Vorliegender Text ->

★ ★ ★

Beim Defilée der Automobilikonen am Ufer des Comer Sees werden die mondänsten Schönheiten von gestern und morgen gekürt. Die schnöde Gegenwart muss derweil draußen warten. Jan Baedeker hat sich für Classic Driver unter die Hautevolee gemischt und berichtet.

 

Für die Elitären und ästhetisch Sensiblen unter den Autombilfreunden ist der Concorso d’Eleganza Villa d’Este so etwas wie ein Hortus Conclusus, ein Paradiesgarten mit Zutrittsbeschränkung: Weder die seelenlosen Massenmobile unserer Zeit, noch das ballonseidene Messepublikum stören hier die Komposition – man bleibt „unter sich“, genießt das eindrucksvolle Bergpanorama um den frühsommerlichen Comer See und erfreut sich bei einem Glas Aperol Spritz dem Schaulauf der großen Klassiker und Prototypen. Seit 1873 dient das Grand Hotel Villa d’Este gutbetuchten Reisenden als Sommerresidenz, die Liste der namhaften Gäste reicht von Lord Byron bis zu Sharon Stone. Selbst der scharfzüngige Reisende Mark Twain, eigentlich dem amerikanischen Lake Tahoe zugetan, lobte die Ruhe und Gelassenheit des oberitalienischen Seenlandschaft. Diese luxuriöse Lässigkeit bestimmt auch heute noch den Rhythmus des Concorso: Man schlendert hindurch zwischen Karosserieskulpturen von Bugatti, Delahaye und Talbot-Lago, bewundert futuristische Concept Cars, hält Smalltalk mit Concorso-Bekanntschaften aus aller Welt und stellt im Geiste bereits die Liste der persönlichen Favoriten zusammen.

★ ★ ★

Eine Folge von Datensätzen ->
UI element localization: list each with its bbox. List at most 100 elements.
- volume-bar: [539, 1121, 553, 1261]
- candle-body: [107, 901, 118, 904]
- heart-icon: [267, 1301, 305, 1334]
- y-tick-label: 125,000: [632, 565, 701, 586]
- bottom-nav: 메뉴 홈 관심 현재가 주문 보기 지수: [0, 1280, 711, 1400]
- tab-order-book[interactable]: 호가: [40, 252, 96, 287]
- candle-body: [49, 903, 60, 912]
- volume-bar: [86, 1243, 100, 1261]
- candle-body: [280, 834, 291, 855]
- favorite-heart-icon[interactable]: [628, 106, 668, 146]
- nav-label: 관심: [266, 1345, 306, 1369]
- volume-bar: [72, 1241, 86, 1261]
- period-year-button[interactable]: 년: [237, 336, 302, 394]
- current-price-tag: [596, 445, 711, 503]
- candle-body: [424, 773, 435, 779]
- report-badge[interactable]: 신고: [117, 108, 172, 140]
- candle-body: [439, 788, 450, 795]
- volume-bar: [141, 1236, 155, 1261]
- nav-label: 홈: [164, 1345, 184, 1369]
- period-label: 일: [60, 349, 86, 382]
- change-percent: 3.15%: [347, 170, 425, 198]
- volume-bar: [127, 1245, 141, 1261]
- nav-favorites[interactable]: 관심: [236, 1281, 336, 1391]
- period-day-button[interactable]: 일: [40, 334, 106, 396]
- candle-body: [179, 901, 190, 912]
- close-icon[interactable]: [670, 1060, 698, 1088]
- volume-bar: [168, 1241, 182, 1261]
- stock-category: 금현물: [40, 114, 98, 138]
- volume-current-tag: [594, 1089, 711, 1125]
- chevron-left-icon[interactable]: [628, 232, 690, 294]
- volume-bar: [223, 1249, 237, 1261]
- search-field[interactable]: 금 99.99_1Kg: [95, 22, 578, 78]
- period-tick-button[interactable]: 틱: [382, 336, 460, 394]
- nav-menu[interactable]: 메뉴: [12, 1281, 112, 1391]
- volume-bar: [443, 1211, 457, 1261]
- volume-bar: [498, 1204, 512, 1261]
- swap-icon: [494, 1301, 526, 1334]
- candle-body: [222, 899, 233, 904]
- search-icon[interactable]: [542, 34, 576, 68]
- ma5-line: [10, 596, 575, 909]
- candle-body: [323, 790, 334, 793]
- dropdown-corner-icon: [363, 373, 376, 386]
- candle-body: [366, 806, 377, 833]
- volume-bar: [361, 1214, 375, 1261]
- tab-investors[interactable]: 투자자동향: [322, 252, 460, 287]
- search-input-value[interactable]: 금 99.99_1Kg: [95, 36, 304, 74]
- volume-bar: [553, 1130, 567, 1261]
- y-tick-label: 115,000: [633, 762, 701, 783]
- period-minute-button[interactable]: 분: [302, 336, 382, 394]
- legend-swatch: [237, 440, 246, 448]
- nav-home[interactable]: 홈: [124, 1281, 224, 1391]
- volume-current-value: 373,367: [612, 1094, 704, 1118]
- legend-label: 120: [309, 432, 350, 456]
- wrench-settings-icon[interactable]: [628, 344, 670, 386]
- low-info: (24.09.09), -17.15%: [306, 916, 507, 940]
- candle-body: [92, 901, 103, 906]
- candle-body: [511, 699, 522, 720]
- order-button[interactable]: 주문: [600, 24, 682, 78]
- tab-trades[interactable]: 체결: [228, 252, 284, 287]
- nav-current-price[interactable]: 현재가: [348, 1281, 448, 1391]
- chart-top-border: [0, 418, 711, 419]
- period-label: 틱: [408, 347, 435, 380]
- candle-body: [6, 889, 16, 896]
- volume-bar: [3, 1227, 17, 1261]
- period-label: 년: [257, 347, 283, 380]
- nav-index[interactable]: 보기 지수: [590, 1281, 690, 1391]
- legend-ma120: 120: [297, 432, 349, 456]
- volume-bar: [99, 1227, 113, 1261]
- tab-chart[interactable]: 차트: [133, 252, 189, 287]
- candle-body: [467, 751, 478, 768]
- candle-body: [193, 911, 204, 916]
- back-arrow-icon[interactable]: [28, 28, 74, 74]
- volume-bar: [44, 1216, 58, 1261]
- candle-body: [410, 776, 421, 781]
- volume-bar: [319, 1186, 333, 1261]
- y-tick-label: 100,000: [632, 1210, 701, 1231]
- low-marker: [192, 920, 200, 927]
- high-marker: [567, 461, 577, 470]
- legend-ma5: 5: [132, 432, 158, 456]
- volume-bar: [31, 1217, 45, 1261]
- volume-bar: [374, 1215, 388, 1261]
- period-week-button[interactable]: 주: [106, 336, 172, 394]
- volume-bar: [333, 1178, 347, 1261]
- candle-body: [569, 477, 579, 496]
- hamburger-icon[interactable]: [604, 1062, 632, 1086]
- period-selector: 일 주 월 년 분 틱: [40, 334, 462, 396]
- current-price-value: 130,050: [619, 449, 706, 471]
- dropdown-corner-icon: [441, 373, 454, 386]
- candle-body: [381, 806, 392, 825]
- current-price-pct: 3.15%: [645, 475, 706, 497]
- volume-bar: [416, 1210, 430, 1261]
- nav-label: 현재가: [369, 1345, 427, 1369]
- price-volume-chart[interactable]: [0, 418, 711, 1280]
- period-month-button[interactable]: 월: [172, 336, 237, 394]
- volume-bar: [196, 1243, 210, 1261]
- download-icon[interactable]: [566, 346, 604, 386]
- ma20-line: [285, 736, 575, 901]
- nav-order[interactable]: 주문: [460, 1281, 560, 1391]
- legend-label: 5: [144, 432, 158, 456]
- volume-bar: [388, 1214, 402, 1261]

★ ★ ★

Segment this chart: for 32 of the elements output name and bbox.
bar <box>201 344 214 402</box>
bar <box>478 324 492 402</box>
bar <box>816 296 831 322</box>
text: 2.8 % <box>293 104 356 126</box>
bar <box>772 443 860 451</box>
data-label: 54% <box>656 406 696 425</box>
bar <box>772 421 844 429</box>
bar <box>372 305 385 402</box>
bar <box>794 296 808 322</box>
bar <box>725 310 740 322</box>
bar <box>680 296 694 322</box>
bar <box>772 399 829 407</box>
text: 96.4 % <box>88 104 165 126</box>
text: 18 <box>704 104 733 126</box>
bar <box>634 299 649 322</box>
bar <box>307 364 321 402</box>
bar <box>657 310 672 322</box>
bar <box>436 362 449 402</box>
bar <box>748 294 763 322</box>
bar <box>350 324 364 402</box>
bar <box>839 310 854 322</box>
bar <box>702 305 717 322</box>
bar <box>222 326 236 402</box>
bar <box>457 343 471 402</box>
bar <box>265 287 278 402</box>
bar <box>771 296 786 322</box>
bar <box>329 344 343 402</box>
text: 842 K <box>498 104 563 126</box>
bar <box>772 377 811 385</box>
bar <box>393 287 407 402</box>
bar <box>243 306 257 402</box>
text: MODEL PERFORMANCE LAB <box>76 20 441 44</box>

★ ★ ★

Aufgabenstellung ->
Gib bitte aus dem Text über den Concorso d’Eleganza Villa d’Este den Abschnitt wortgetreu wieder, der bei „Beim Defilée der“ beginnt und bei „gemischt und berichtet.“ endet.

Antwort siehe unten ->
Beim Defilée der Automobilikonen am Ufer des Comer Sees werden die mondänsten Schönheiten von gestern und morgen gekürt. Die schnöde Gegenwart muss derweil draußen warten. Jan Baedeker hat sich für Classic Driver unter die Hautevolee gemischt und berichtet.